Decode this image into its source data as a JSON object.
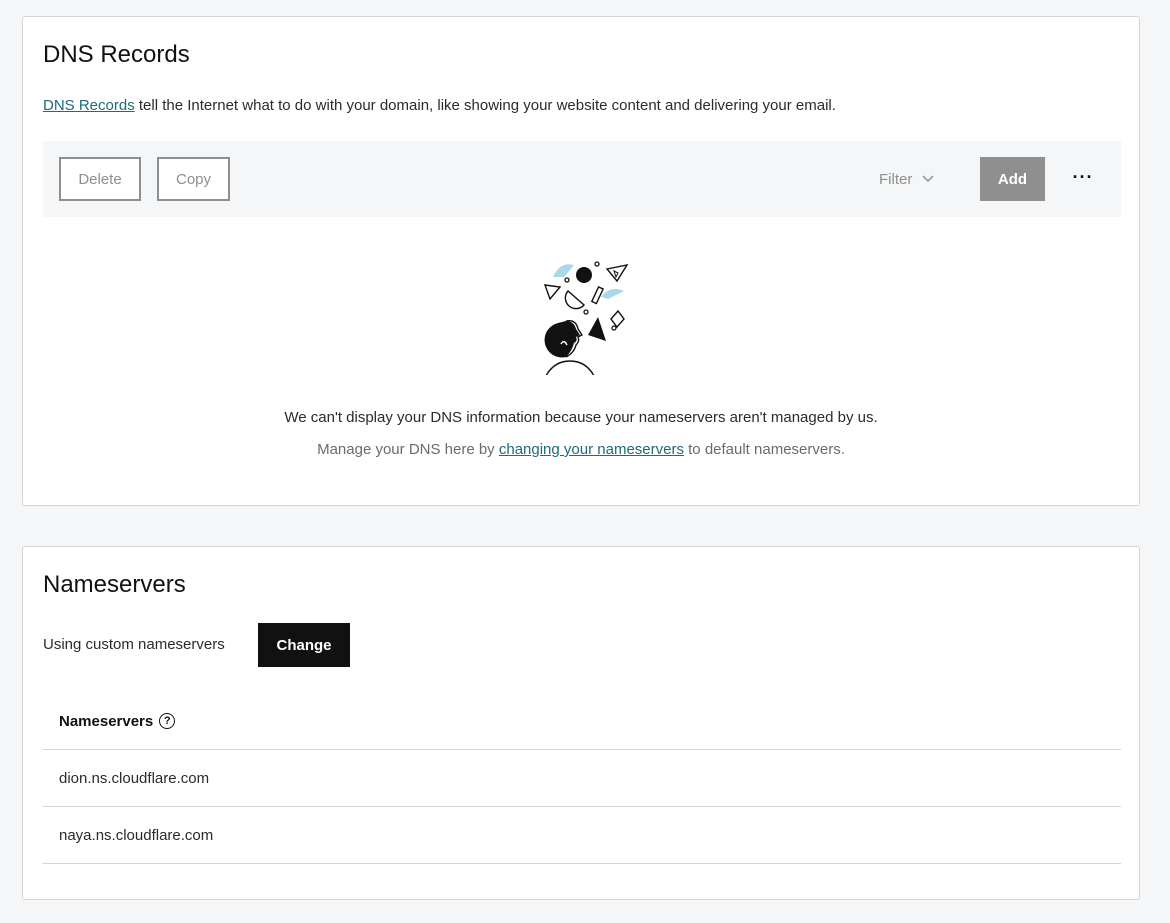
{
  "dns": {
    "title": "DNS Records",
    "desc_link": "DNS Records",
    "desc_text": " tell the Internet what to do with your domain, like showing your website content and delivering your email.",
    "toolbar": {
      "delete_label": "Delete",
      "copy_label": "Copy",
      "filter_label": "Filter",
      "add_label": "Add",
      "more_label": "···"
    },
    "empty_message": "We can't display your DNS information because your nameservers aren't managed by us.",
    "manage_prefix": "Manage your DNS here by ",
    "manage_link": "changing your nameservers",
    "manage_suffix": " to default nameservers."
  },
  "nameservers": {
    "title": "Nameservers",
    "status_text": "Using custom nameservers",
    "change_label": "Change",
    "table_header": "Nameservers",
    "help_glyph": "?",
    "rows": [
      "dion.ns.cloudflare.com",
      "naya.ns.cloudflare.com"
    ]
  },
  "colors": {
    "link": "#1e6b7a",
    "accent_light_blue": "#a8d8ea",
    "disabled_gray": "#8f8f8f"
  }
}
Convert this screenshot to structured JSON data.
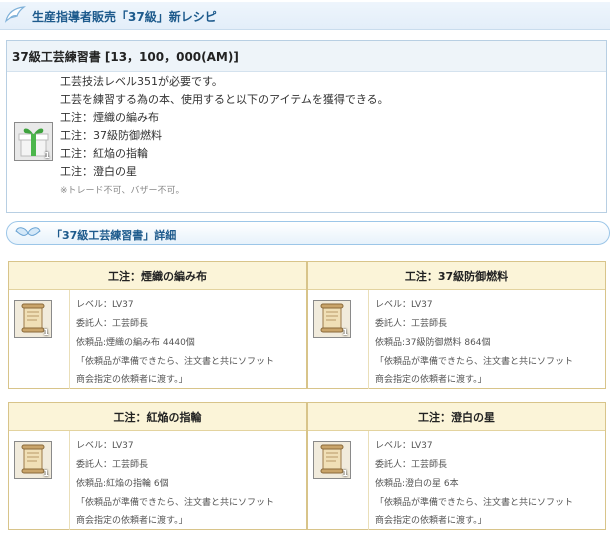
{
  "header": {
    "title": "生産指導者販売「37級」新レシピ"
  },
  "item": {
    "title": "37級工芸練習書 [13，100，000(AM)]",
    "lines": [
      "工芸技法レベル351が必要です。",
      "工芸を練習する為の本、使用すると以下のアイテムを獲得できる。",
      "工注：煙織の編み布",
      "工注：37級防御燃料",
      "工注：紅焔の指輪",
      "工注：澄白の星"
    ],
    "note": "※トレード不可、バザー不可。",
    "icon": "gift-box-icon",
    "icon_count": "1"
  },
  "detail": {
    "title": "「37級工芸練習書」詳細",
    "icon": "wings-icon"
  },
  "cards": [
    {
      "title": "工注：煙織の編み布",
      "level": "レベル：LV37",
      "client": "委託人：工芸師長",
      "material": "依頼品:煙織の編み布 4440個",
      "quote1": "「依頼品が準備できたら、注文書と共にソフット",
      "quote2": "商会指定の依頼者に渡す。」",
      "icon_count": "1"
    },
    {
      "title": "工注：37級防御燃料",
      "level": "レベル：LV37",
      "client": "委託人：工芸師長",
      "material": "依頼品:37級防御燃料 864個",
      "quote1": "「依頼品が準備できたら、注文書と共にソフット",
      "quote2": "商会指定の依頼者に渡す。」",
      "icon_count": "1"
    },
    {
      "title": "工注：紅焔の指輪",
      "level": "レベル：LV37",
      "client": "委託人：工芸師長",
      "material": "依頼品:紅焔の指輪 6個",
      "quote1": "「依頼品が準備できたら、注文書と共にソフット",
      "quote2": "商会指定の依頼者に渡す。」",
      "icon_count": "1"
    },
    {
      "title": "工注：澄白の星",
      "level": "レベル：LV37",
      "client": "委託人：工芸師長",
      "material": "依頼品:澄白の星 6本",
      "quote1": "「依頼品が準備できたら、注文書と共にソフット",
      "quote2": "商会指定の依頼者に渡す。」",
      "icon_count": "1"
    }
  ]
}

## WHAT TO DO
Copy the material shown above in full and exactly. Skip the pictures.

## COMPLETED EXERCISE
Decode this image into its source data as a JSON object.
{
  "dns": {
    "title": "DNS Records",
    "desc_link": "DNS Records",
    "desc_text": " tell the Internet what to do with your domain, like showing your website content and delivering your email.",
    "toolbar": {
      "delete_label": "Delete",
      "copy_label": "Copy",
      "filter_label": "Filter",
      "add_label": "Add",
      "more_label": "···"
    },
    "empty_message": "We can't display your DNS information because your nameservers aren't managed by us.",
    "manage_prefix": "Manage your DNS here by ",
    "manage_link": "changing your nameservers",
    "manage_suffix": " to default nameservers."
  },
  "nameservers": {
    "title": "Nameservers",
    "status_text": "Using custom nameservers",
    "change_label": "Change",
    "table_header": "Nameservers",
    "help_glyph": "?",
    "rows": [
      "dion.ns.cloudflare.com",
      "naya.ns.cloudflare.com"
    ]
  },
  "colors": {
    "link": "#1e6b7a",
    "accent_light_blue": "#a8d8ea",
    "disabled_gray": "#8f8f8f"
  }
}
Convert this screenshot to structured JSON data.
{
  "header": {
    "title": "生産指導者販売「37級」新レシピ"
  },
  "item": {
    "title": "37級工芸練習書 [13，100，000(AM)]",
    "lines": [
      "工芸技法レベル351が必要です。",
      "工芸を練習する為の本、使用すると以下のアイテムを獲得できる。",
      "工注：煙織の編み布",
      "工注：37級防御燃料",
      "工注：紅焔の指輪",
      "工注：澄白の星"
    ],
    "note": "※トレード不可、バザー不可。",
    "icon": "gift-box-icon",
    "icon_count": "1"
  },
  "detail": {
    "title": "「37級工芸練習書」詳細",
    "icon": "wings-icon"
  },
  "cards": [
    {
      "title": "工注：煙織の編み布",
      "level": "レベル：LV37",
      "client": "委託人：工芸師長",
      "material": "依頼品:煙織の編み布 4440個",
      "quote1": "「依頼品が準備できたら、注文書と共にソフット",
      "quote2": "商会指定の依頼者に渡す。」",
      "icon_count": "1"
    },
    {
      "title": "工注：37級防御燃料",
      "level": "レベル：LV37",
      "client": "委託人：工芸師長",
      "material": "依頼品:37級防御燃料 864個",
      "quote1": "「依頼品が準備できたら、注文書と共にソフット",
      "quote2": "商会指定の依頼者に渡す。」",
      "icon_count": "1"
    },
    {
      "title": "工注：紅焔の指輪",
      "level": "レベル：LV37",
      "client": "委託人：工芸師長",
      "material": "依頼品:紅焔の指輪 6個",
      "quote1": "「依頼品が準備できたら、注文書と共にソフット",
      "quote2": "商会指定の依頼者に渡す。」",
      "icon_count": "1"
    },
    {
      "title": "工注：澄白の星",
      "level": "レベル：LV37",
      "client": "委託人：工芸師長",
      "material": "依頼品:澄白の星 6本",
      "quote1": "「依頼品が準備できたら、注文書と共にソフット",
      "quote2": "商会指定の依頼者に渡す。」",
      "icon_count": "1"
    }
  ]
}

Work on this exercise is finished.